Tasks and exercises -
A: In the Dead Poets Society passage, on what date was Jeffrey Overstreet's article published?
B: Reproduce the portion of the Dead Poets Society passage between "Jeffrey Overstreet: How" and "saw it yesterday.", inclusive.

Given passage -
========

Jeffrey Overstreet: How I Got “Dead Poets Society” Wrong: And how a great professor changed my mind
Rob Wilkerson resonates with a recent article.

Jeffrey Overstreet, “How I Got Dead Poets Society Wrong: And how a great professor changed my mind” ChristianityTodayOnline (September 16, 2014).
Overstreet’s article brought back memories. A lot of them, to be honest. To some degree, the feelings the movie evoked returned to me like I saw it yesterday.
First, there were the memories of how I felt as a high school graduate, the same year the movie was released. I remember identifying intensely with Keating, a mentor every kid wished was his dad. I remembered thinking how much of Neil was in me, both the joyous freedom to be me, mixed with the insanity of conformity to cultural norms and standards.

========

Supplied information -
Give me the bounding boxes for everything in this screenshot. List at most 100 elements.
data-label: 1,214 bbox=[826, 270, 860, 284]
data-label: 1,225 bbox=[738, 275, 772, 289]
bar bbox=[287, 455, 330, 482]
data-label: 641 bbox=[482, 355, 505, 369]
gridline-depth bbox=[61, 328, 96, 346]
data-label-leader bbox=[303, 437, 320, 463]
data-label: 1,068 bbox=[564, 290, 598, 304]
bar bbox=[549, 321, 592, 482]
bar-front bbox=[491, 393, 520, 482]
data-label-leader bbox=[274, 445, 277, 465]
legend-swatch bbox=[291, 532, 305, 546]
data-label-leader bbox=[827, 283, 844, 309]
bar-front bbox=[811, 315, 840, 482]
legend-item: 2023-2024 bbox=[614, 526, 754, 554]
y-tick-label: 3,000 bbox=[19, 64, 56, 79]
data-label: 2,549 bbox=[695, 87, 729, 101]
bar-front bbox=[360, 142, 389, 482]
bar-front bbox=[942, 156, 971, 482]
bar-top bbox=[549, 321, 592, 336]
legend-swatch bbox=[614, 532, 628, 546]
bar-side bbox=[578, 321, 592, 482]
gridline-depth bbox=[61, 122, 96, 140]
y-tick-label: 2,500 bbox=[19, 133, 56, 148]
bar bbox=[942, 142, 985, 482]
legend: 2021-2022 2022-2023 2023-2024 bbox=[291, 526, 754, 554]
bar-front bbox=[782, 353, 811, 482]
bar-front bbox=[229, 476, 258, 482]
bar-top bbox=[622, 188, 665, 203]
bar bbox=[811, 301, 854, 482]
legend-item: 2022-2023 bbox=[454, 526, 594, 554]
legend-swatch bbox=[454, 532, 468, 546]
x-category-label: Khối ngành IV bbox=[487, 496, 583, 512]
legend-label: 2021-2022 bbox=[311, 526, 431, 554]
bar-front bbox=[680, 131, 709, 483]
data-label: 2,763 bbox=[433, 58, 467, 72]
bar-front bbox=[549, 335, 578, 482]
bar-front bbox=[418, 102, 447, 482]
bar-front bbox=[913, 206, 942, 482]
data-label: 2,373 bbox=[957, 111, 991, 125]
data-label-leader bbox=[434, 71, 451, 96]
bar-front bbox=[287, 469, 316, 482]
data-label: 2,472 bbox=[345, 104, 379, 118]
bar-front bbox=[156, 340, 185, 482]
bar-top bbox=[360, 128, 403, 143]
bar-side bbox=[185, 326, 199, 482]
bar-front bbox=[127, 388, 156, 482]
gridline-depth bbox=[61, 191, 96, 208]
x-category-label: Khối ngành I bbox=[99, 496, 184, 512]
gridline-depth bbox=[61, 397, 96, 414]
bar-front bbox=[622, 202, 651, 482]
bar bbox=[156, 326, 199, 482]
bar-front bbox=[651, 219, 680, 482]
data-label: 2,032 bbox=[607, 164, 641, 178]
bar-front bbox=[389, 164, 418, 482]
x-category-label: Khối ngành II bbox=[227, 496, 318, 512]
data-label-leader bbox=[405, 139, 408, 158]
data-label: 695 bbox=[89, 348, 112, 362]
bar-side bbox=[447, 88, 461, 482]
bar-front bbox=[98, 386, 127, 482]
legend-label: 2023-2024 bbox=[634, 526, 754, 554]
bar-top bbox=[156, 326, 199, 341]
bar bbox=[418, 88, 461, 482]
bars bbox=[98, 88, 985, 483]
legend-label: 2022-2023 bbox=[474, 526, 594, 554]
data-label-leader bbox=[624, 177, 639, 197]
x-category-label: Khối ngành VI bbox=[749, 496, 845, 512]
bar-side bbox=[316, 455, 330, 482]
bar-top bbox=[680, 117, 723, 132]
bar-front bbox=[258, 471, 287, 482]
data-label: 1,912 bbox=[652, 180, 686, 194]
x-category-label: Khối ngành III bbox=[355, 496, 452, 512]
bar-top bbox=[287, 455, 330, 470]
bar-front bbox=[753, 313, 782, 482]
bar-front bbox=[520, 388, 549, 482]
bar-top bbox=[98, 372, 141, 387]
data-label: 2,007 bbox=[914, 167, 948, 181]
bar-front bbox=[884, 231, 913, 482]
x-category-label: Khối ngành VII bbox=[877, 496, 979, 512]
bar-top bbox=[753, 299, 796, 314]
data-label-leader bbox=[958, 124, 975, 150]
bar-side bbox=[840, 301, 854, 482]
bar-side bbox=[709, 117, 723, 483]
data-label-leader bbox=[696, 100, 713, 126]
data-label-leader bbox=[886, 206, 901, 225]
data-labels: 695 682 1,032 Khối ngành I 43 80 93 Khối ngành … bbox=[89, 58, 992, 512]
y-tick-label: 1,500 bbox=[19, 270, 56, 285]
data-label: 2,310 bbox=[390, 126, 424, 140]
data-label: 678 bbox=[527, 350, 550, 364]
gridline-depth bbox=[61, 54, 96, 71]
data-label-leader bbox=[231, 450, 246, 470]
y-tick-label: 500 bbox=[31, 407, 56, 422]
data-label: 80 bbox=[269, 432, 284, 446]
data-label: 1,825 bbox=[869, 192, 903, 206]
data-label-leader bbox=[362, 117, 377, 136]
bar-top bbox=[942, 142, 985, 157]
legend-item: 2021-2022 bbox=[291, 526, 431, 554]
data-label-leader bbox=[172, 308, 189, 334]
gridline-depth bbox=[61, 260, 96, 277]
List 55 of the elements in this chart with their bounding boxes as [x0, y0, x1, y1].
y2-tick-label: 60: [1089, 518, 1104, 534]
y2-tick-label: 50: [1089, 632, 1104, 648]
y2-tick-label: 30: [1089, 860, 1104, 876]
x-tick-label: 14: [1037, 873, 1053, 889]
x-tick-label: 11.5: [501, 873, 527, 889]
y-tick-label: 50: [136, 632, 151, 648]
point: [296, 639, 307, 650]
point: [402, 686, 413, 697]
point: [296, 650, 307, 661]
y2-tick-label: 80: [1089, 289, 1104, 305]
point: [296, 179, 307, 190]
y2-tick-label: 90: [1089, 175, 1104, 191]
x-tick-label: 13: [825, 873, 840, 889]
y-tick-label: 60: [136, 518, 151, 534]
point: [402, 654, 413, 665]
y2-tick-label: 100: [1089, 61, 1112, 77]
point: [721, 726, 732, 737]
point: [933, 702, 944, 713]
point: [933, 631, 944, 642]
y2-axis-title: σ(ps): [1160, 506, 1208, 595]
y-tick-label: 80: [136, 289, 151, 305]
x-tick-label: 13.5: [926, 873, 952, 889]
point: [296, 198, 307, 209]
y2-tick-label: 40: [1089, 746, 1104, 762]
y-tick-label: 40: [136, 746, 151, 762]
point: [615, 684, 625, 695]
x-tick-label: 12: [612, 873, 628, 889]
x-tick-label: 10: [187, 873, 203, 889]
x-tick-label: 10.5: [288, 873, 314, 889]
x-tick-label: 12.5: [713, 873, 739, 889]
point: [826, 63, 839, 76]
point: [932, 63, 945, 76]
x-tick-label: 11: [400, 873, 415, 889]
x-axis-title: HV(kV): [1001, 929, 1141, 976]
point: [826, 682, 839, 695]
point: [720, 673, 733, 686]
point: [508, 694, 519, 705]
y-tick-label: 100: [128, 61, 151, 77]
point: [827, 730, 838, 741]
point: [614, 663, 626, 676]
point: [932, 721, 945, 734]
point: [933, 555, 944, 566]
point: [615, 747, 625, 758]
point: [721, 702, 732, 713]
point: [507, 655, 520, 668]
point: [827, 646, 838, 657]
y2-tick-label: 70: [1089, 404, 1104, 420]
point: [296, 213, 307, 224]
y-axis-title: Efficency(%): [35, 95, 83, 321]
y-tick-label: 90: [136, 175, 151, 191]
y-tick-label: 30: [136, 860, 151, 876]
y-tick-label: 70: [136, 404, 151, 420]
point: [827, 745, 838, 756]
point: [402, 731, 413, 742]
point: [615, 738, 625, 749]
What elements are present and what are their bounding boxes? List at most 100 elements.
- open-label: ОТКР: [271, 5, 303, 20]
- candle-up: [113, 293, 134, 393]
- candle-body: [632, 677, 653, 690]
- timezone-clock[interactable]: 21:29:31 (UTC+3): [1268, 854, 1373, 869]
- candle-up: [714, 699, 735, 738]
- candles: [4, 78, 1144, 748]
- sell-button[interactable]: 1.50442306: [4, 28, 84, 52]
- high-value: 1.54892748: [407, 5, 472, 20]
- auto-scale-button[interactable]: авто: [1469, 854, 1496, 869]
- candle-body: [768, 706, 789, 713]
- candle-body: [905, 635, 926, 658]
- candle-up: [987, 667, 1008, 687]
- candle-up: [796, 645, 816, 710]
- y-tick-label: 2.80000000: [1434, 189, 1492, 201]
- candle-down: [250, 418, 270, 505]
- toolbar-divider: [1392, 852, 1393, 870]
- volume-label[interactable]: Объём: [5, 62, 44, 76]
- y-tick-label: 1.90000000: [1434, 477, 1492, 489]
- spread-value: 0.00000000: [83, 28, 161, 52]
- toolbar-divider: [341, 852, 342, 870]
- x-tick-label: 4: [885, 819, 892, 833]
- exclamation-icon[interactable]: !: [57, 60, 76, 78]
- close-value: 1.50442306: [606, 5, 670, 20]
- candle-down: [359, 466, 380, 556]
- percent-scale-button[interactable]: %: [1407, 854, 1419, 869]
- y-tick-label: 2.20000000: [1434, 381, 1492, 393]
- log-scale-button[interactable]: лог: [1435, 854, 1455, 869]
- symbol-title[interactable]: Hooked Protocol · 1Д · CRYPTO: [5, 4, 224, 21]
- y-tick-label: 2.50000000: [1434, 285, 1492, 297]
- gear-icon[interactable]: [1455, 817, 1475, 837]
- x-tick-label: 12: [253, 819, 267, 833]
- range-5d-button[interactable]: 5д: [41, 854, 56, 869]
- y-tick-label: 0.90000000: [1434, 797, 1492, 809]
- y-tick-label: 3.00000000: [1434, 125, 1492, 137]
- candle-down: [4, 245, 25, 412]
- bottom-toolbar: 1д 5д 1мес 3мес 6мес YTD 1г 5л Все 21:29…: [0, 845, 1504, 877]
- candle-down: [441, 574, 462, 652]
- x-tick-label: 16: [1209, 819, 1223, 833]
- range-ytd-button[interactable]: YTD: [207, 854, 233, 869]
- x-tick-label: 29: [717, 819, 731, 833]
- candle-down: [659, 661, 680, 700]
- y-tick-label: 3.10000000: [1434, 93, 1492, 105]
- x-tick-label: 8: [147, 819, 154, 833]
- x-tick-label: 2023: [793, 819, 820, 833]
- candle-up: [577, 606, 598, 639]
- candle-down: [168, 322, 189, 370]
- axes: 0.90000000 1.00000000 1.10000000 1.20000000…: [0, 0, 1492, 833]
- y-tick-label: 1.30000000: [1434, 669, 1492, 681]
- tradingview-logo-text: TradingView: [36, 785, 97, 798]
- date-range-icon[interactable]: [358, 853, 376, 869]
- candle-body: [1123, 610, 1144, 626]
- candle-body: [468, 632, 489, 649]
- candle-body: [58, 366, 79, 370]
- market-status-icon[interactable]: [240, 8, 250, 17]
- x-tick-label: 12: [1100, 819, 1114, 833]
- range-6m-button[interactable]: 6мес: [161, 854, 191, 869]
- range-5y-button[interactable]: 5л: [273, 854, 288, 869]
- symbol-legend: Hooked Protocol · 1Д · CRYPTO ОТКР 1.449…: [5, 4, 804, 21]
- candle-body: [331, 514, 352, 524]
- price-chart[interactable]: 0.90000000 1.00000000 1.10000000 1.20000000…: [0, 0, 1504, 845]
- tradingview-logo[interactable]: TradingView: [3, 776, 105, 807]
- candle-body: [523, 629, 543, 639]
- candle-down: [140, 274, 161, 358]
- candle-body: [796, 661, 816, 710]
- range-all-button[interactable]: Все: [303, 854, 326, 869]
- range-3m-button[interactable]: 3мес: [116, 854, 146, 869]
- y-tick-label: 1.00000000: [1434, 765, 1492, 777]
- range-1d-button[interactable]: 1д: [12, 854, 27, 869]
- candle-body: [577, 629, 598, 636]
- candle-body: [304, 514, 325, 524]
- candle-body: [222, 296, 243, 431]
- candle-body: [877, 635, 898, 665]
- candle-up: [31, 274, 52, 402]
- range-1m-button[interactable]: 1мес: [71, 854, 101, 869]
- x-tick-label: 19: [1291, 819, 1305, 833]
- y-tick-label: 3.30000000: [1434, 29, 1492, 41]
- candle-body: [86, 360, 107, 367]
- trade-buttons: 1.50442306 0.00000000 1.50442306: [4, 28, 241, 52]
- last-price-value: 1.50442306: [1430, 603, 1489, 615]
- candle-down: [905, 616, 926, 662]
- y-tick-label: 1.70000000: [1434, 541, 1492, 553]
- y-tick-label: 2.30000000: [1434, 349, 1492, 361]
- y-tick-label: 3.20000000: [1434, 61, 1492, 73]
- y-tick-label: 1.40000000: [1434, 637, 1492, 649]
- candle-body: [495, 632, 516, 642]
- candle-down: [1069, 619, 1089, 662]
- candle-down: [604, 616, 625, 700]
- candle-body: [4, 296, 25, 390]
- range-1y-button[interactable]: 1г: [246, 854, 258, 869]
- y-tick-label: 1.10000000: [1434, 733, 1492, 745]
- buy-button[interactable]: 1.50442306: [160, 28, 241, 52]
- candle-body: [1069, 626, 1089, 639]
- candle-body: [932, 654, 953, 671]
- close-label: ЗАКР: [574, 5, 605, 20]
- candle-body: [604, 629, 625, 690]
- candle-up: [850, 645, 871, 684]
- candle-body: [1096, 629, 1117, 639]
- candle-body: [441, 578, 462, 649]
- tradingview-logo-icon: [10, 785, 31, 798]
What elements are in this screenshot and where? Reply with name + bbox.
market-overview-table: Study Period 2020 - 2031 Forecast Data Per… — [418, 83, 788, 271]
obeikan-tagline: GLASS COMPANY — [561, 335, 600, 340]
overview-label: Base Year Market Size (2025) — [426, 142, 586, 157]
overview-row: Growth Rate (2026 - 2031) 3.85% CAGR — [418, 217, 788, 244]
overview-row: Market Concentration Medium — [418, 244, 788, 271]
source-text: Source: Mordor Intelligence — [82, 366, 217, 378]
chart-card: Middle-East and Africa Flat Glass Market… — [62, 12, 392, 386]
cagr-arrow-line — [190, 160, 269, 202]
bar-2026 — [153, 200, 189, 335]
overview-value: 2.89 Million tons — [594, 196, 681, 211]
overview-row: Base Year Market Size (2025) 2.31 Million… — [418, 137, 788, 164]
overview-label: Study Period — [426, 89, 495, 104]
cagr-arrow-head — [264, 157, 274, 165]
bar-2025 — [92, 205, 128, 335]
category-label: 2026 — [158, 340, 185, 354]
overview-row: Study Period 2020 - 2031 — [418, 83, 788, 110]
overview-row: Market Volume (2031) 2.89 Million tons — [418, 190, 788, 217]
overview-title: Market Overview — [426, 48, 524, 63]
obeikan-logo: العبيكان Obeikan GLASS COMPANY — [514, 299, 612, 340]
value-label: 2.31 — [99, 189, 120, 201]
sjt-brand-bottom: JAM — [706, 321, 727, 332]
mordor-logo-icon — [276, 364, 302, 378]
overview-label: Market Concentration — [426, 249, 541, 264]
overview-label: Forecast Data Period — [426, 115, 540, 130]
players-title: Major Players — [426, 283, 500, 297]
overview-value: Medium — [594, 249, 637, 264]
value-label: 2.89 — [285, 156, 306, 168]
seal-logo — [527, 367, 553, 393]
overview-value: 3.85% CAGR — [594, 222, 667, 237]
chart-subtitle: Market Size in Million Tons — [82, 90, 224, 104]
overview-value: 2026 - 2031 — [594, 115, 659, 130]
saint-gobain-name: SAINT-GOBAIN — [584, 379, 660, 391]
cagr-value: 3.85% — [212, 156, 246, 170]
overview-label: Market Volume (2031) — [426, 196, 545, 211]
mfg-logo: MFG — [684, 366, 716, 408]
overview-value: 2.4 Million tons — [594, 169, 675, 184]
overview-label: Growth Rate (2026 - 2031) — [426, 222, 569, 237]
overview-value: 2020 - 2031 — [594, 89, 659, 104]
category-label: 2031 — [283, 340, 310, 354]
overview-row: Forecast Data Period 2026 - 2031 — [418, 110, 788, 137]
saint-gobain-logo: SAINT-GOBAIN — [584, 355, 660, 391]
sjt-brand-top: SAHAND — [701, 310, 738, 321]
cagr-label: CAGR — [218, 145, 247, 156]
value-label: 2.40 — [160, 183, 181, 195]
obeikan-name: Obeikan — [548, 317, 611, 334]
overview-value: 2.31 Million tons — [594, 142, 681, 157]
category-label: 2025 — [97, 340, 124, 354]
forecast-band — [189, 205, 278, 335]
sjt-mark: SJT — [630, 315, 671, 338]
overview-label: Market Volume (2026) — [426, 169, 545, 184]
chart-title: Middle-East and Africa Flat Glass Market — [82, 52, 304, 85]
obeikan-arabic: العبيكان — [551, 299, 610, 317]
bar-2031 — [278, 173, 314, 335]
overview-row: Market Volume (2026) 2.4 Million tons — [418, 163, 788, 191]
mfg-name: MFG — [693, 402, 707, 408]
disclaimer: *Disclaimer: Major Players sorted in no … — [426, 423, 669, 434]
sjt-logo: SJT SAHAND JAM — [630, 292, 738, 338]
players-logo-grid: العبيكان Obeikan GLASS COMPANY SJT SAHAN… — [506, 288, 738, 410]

========

Answers by task -
A: September 16, 2014.

B:
Jeffrey Overstreet: How I Got “Dead Poets Society” Wrong: And how a great professor changed my mind
Rob Wilkerson resonates with a recent article.

Jeffrey Overstreet, “How I Got Dead Poets Society Wrong: And how a great professor changed my mind” ChristianityTodayOnline (September 16, 2014).
Overstreet’s article brought back memories. A lot of them, to be honest. To some degree, the feelings the movie evoked returned to me like I saw it yesterday.